# The exercise
Where the string "美國足球大聯盟" occurs in the material below, report the whole line.
___
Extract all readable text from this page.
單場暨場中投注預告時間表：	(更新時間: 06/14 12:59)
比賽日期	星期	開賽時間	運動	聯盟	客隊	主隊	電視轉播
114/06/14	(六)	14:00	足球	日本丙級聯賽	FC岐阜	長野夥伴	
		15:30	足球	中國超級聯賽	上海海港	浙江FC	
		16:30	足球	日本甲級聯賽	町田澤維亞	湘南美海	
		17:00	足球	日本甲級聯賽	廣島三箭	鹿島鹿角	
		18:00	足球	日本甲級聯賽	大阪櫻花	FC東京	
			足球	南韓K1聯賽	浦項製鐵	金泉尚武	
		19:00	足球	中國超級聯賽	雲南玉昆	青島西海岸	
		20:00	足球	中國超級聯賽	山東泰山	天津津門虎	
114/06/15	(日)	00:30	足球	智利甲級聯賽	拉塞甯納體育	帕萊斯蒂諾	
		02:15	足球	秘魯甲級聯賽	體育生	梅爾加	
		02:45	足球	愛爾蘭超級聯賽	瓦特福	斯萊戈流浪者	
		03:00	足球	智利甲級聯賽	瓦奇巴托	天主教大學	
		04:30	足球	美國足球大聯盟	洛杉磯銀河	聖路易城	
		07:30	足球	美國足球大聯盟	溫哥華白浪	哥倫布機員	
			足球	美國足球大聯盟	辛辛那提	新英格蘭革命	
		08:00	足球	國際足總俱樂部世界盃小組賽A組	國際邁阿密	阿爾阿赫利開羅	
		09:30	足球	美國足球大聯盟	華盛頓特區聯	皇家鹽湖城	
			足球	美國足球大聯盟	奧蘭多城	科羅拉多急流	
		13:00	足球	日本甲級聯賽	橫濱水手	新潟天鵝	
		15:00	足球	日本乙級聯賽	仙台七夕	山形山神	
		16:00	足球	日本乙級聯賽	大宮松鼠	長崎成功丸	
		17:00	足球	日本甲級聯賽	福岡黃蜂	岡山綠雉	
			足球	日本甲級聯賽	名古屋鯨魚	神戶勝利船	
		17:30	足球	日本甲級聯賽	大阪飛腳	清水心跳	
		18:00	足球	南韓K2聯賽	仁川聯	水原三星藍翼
___
# Answer below
		04:30	足球	美國足球大聯盟	洛杉磯銀河	聖路易城	
		07:30	足球	美國足球大聯盟	溫哥華白浪	哥倫布機員	
			足球	美國足球大聯盟	辛辛那提	新英格蘭革命	
		09:30	足球	美國足球大聯盟	華盛頓特區聯	皇家鹽湖城	
			足球	美國足球大聯盟	奧蘭多城	科羅拉多急流	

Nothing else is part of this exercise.